▶ _DATA FOR THE TASK_
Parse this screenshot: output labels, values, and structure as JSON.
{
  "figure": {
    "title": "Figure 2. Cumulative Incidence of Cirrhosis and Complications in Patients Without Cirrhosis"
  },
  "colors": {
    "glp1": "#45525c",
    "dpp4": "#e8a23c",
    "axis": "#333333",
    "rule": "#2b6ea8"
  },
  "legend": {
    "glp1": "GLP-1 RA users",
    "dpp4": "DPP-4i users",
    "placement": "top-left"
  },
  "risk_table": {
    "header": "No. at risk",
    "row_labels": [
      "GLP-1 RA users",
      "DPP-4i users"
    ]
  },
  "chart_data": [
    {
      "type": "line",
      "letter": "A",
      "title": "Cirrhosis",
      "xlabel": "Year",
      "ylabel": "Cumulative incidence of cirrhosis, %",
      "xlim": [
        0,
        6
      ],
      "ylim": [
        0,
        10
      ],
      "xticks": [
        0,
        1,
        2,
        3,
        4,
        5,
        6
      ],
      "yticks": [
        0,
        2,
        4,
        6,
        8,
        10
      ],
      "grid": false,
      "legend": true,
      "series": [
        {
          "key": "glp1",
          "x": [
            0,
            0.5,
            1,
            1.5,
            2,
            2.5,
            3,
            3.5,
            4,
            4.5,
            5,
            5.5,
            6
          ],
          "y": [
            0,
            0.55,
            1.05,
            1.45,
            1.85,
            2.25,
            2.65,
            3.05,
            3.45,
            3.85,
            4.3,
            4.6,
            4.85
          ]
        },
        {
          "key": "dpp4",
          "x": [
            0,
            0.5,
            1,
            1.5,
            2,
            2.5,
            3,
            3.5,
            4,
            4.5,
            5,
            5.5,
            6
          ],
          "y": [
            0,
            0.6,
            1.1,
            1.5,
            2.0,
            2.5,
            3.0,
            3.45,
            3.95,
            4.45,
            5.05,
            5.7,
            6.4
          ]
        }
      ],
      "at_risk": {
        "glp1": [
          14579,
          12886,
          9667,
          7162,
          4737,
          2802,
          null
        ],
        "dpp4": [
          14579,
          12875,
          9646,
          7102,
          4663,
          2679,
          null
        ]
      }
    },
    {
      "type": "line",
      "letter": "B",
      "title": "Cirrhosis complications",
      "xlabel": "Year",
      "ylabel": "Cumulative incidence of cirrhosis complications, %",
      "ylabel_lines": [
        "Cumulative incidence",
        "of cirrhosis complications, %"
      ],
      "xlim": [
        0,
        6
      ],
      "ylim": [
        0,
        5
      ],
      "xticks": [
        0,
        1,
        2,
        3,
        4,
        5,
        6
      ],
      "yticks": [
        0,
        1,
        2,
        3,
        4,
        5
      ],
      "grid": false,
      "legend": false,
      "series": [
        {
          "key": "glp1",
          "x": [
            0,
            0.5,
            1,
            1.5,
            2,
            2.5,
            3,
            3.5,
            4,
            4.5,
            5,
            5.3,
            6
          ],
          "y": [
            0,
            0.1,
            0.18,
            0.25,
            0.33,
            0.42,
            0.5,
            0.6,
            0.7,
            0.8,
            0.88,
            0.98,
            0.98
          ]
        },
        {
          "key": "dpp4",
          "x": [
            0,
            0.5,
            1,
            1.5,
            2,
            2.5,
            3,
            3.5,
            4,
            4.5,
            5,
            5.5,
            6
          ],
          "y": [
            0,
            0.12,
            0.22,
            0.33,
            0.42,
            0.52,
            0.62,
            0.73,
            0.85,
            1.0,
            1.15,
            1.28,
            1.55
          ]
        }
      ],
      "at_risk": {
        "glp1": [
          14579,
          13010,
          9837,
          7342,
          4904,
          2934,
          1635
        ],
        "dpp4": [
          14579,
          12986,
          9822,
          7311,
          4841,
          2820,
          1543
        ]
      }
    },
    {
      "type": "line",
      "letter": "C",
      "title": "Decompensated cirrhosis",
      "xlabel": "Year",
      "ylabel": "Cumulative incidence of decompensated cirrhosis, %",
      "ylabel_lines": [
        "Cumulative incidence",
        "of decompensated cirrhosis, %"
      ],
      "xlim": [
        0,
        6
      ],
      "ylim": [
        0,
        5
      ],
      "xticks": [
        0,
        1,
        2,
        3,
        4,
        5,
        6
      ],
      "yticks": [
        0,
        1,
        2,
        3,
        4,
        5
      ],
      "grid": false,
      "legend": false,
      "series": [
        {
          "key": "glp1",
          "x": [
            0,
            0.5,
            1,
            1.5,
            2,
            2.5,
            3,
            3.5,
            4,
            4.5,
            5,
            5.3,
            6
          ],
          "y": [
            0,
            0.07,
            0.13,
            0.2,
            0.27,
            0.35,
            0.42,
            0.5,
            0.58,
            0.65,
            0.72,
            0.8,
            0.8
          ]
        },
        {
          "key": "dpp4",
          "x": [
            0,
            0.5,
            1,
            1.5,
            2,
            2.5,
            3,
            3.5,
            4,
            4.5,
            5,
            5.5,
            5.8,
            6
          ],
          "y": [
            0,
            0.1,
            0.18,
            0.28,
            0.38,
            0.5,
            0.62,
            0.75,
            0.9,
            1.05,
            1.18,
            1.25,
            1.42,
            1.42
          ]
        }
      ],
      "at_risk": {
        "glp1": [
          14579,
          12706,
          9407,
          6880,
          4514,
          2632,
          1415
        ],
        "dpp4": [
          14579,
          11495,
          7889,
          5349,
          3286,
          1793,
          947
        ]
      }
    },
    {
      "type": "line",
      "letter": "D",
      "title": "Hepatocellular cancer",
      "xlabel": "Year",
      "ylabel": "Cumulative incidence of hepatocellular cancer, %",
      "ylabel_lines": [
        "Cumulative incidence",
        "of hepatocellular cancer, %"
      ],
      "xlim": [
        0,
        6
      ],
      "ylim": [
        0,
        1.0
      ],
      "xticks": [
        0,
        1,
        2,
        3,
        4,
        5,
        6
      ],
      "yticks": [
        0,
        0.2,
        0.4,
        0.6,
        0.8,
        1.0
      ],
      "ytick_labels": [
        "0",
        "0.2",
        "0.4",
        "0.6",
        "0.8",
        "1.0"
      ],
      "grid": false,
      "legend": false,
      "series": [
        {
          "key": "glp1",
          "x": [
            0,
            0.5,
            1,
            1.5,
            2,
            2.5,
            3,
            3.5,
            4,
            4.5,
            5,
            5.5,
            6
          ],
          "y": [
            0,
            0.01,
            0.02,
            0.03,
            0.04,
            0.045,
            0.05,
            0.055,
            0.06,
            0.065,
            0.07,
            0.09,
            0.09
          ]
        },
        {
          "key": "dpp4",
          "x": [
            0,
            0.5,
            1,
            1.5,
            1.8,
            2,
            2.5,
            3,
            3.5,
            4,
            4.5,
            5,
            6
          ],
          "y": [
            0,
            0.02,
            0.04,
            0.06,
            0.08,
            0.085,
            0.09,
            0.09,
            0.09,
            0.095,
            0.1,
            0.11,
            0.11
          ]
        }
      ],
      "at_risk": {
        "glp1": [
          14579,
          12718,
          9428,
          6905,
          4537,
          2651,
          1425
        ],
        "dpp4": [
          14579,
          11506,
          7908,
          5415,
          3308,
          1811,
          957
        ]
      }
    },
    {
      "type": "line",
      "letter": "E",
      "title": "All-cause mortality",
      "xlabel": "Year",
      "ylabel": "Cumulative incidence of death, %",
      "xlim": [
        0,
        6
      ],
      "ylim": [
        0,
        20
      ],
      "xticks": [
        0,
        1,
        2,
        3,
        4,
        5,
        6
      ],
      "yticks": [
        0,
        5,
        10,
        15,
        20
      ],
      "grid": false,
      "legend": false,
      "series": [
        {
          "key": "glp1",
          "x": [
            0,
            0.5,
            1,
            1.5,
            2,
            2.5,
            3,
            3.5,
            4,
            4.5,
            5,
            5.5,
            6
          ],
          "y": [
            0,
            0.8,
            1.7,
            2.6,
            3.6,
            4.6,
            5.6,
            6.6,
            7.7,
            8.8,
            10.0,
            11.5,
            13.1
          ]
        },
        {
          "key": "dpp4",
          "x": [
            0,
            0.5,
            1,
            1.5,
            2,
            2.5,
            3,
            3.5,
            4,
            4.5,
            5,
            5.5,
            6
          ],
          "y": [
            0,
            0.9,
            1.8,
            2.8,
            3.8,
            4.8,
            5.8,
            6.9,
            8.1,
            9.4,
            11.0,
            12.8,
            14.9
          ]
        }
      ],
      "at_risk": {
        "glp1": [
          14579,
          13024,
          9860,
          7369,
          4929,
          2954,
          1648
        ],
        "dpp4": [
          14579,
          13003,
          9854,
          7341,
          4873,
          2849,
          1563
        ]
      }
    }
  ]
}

▶ _YOUR TASK_
Please copy every line of the material that contains the word "Cumulative".

▶ _RESULT BELOW_
    "title": "Figure 2. Cumulative Incidence of Cirrhosis and Complications in Patients Without Cirrhosis"
      "ylabel": "Cumulative incidence of cirrhosis, %",
      "ylabel": "Cumulative incidence of cirrhosis complications, %",
        "Cumulative incidence",
      "ylabel": "Cumulative incidence of decompensated cirrhosis, %",
        "Cumulative incidence",
      "ylabel": "Cumulative incidence of hepatocellular cancer, %",
        "Cumulative incidence",
      "ylabel": "Cumulative incidence of death, %",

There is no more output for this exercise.